● Material:
— BEGIN —
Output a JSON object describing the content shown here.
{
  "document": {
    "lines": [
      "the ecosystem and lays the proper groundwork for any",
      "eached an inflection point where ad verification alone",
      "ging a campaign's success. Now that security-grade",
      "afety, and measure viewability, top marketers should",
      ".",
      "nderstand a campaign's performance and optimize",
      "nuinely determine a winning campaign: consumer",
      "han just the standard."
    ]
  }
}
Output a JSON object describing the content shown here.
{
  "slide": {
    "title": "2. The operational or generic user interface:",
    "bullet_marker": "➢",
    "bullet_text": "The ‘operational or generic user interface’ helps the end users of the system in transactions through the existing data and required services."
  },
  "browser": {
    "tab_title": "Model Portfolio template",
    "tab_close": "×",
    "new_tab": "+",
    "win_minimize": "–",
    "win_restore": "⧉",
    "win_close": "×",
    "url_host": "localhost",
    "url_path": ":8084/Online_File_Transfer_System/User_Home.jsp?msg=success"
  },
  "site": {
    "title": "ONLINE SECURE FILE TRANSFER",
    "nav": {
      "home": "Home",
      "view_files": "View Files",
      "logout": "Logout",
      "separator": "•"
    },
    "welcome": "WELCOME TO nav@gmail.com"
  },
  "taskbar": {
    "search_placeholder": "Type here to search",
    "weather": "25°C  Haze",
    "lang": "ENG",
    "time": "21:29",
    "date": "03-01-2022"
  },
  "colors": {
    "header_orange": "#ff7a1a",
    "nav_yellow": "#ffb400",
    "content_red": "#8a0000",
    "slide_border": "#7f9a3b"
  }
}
— END —
— BEGIN —
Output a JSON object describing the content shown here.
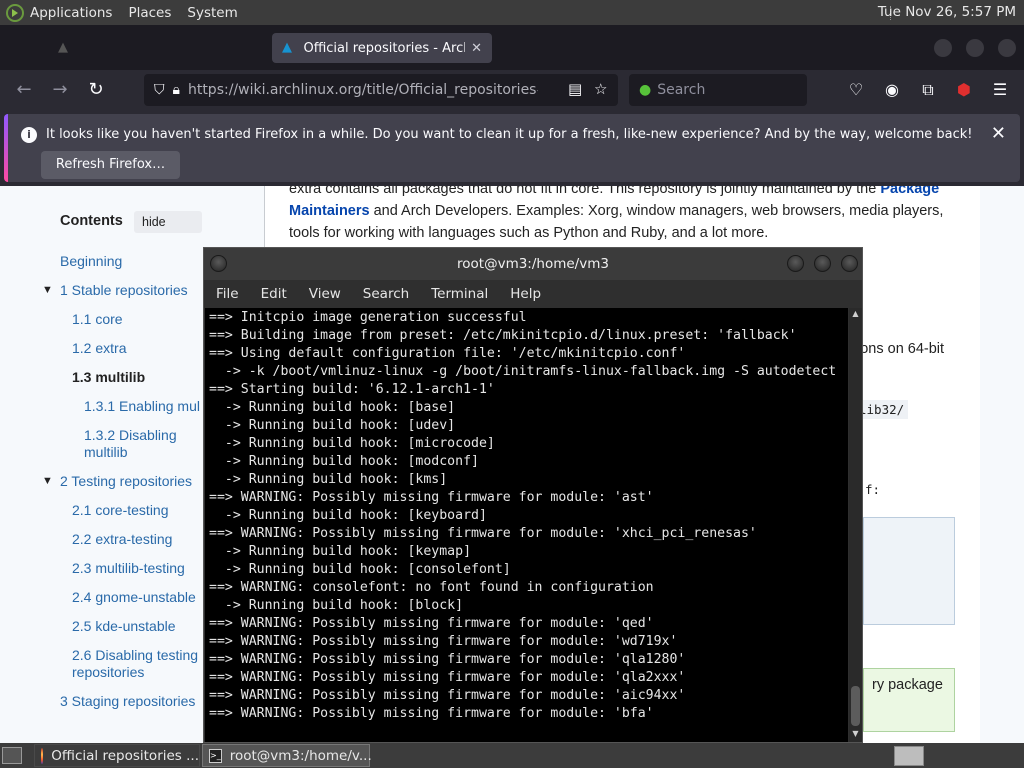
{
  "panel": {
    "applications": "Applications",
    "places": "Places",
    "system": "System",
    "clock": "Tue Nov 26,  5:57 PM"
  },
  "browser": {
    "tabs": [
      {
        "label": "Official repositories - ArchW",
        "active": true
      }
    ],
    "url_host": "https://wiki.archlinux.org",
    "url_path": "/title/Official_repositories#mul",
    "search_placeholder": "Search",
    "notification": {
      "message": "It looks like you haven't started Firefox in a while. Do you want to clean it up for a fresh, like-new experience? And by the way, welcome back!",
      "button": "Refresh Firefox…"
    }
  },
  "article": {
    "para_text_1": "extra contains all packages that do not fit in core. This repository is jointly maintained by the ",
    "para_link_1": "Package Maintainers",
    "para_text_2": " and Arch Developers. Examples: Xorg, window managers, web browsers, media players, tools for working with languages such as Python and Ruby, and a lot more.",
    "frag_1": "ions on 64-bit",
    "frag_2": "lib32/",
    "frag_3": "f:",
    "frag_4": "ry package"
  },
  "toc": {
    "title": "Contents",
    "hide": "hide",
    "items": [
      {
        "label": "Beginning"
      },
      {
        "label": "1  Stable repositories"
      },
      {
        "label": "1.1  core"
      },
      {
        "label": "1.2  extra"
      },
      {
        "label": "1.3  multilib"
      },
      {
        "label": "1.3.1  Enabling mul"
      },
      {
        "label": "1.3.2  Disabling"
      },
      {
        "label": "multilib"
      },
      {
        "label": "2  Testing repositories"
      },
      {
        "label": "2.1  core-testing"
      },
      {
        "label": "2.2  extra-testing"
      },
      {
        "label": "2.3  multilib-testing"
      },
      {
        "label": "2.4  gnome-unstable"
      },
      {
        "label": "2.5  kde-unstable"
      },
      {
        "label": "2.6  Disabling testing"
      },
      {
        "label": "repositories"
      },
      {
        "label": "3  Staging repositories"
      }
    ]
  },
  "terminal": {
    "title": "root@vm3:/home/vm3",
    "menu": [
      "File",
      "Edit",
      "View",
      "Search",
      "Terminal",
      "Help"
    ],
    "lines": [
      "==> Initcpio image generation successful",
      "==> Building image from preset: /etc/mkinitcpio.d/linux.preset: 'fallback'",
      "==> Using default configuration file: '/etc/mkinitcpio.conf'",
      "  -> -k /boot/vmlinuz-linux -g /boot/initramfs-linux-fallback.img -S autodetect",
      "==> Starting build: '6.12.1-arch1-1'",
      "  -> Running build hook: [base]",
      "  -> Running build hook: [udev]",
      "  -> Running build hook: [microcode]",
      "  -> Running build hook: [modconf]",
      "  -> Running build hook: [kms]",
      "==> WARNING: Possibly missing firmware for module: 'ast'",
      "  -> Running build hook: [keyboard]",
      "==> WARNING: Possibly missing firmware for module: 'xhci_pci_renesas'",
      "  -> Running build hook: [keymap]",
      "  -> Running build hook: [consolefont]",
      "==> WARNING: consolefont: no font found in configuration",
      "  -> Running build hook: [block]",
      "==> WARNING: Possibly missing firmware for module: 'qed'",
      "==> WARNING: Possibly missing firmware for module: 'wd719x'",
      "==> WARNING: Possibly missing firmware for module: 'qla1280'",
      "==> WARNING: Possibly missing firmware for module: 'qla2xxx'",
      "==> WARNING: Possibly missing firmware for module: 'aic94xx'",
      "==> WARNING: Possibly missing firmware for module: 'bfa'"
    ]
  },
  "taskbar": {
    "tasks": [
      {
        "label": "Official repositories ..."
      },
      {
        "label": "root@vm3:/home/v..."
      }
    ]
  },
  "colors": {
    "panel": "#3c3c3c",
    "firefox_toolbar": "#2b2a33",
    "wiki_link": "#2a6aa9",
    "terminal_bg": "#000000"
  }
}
— END —
— BEGIN —
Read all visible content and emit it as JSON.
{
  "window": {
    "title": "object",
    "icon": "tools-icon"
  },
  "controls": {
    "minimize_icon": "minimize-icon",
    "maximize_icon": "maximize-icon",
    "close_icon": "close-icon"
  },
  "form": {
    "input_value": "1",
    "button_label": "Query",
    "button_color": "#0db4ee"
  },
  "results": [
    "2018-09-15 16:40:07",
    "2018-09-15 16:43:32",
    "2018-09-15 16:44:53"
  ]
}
— END —
● What to do: Check each line above for the word "WARNING", and copy the lines where it appears.

● Exercise solution:
      "==> WARNING: Possibly missing firmware for module: 'ast'",
      "==> WARNING: Possibly missing firmware for module: 'xhci_pci_renesas'",
      "==> WARNING: consolefont: no font found in configuration",
      "==> WARNING: Possibly missing firmware for module: 'qed'",
      "==> WARNING: Possibly missing firmware for module: 'wd719x'",
      "==> WARNING: Possibly missing firmware for module: 'qla1280'",
      "==> WARNING: Possibly missing firmware for module: 'qla2xxx'",
      "==> WARNING: Possibly missing firmware for module: 'aic94xx'",
      "==> WARNING: Possibly missing firmware for module: 'bfa'"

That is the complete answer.